____ EXERCISE INPUT

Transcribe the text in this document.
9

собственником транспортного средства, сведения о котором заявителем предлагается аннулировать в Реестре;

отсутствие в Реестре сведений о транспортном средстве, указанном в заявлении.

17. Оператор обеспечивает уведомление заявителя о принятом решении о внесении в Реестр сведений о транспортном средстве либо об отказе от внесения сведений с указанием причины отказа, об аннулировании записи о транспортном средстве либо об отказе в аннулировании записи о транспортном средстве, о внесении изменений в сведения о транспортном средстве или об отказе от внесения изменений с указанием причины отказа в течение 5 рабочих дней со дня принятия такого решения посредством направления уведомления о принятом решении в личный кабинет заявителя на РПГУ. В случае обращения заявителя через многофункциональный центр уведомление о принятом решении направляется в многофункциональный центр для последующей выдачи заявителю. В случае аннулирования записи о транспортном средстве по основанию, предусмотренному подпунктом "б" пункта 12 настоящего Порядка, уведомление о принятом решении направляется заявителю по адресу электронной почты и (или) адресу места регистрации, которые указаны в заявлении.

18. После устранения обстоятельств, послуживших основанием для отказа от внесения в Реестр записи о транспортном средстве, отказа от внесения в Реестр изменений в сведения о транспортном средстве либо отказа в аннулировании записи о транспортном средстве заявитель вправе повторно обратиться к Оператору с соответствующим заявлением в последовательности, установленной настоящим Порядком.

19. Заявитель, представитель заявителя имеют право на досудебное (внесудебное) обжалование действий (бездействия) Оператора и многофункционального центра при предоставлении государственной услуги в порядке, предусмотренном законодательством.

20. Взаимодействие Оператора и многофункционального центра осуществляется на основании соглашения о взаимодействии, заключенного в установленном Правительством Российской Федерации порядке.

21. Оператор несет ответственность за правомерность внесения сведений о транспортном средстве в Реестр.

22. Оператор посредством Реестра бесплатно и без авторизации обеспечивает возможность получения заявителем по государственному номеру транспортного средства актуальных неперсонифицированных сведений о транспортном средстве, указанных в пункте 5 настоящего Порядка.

________

* EXERCISE: Provide only the number of lines in the records containing the string "Реестре".

* ANSWER: 2